> Goal
Write out the material exactly. Do not include the pictures.

> Source material
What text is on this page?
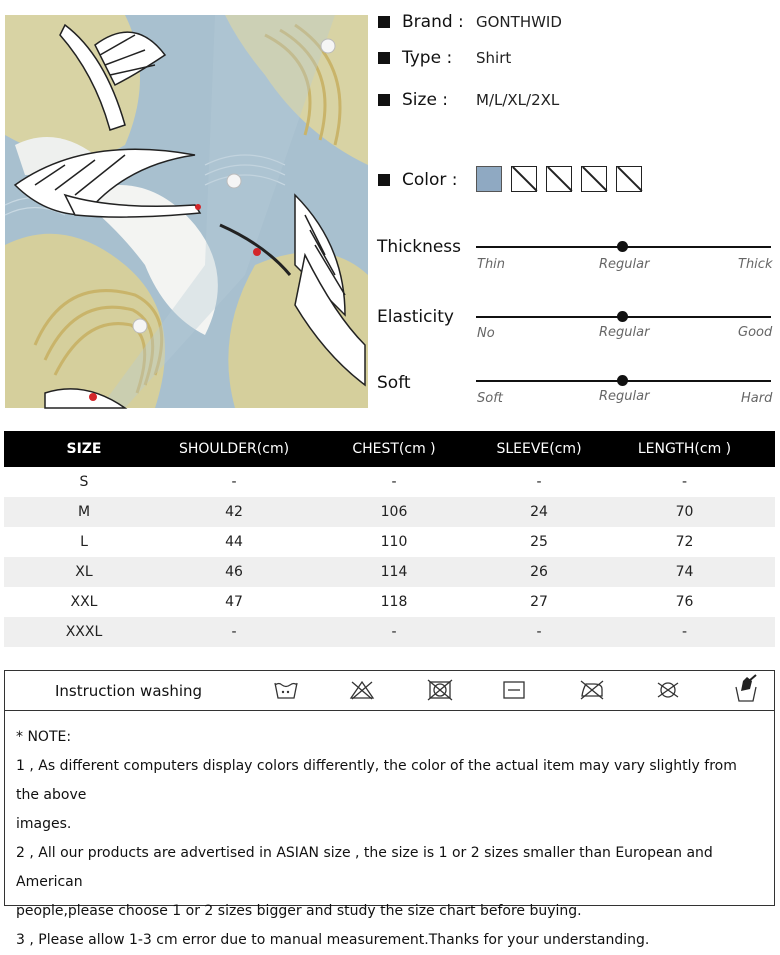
Brand : GONTHWID
Type :	Shirt
Size :	M/L/XL/2XL
Color :
Thickness
Thin	Regular	Thick
Elasticity
No	Regular	Good
Soft
Soft	Regular	Hard
SIZE	SHOULDER(cm)	CHEST(cm )	SLEEVE(cm)	LENGTH(cm )
S	-	-	-	-
M	42	106	24	70
L	44	110	25	72
XL	46	114	26	74
XXL	47	118	27	76
XXXL	-	-	-	-
Instruction washing

* NOTE:

1 , As different computers display colors differently, the color of the actual item may vary slightly from the above

images.

2 , All our products are advertised in ASIAN size , the size is 1 or 2 sizes smaller than European and American

people,please choose 1 or 2 sizes bigger and study the size chart before buying.

3 , Please allow 1-3 cm error due to manual measurement.Thanks for your understanding.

> Solution to this task
What text is on this page?
Brand : GONTHWID
Type :	Shirt
Size :	M/L/XL/2XL
Color :
Thickness
Thin	Regular	Thick
Elasticity
No	Regular	Good
Soft
Soft	Regular	Hard
SIZE	SHOULDER(cm)	CHEST(cm )	SLEEVE(cm)	LENGTH(cm )
S	-	-	-	-
M	42	106	24	70
L	44	110	25	72
XL	46	114	26	74
XXL	47	118	27	76
XXXL	-	-	-	-
Instruction washing

* NOTE:

1 , As different computers display colors differently, the color of the actual item may vary slightly from the above

images.

2 , All our products are advertised in ASIAN size , the size is 1 or 2 sizes smaller than European and American

people,please choose 1 or 2 sizes bigger and study the size chart before buying.

3 , Please allow 1-3 cm error due to manual measurement.Thanks for your understanding.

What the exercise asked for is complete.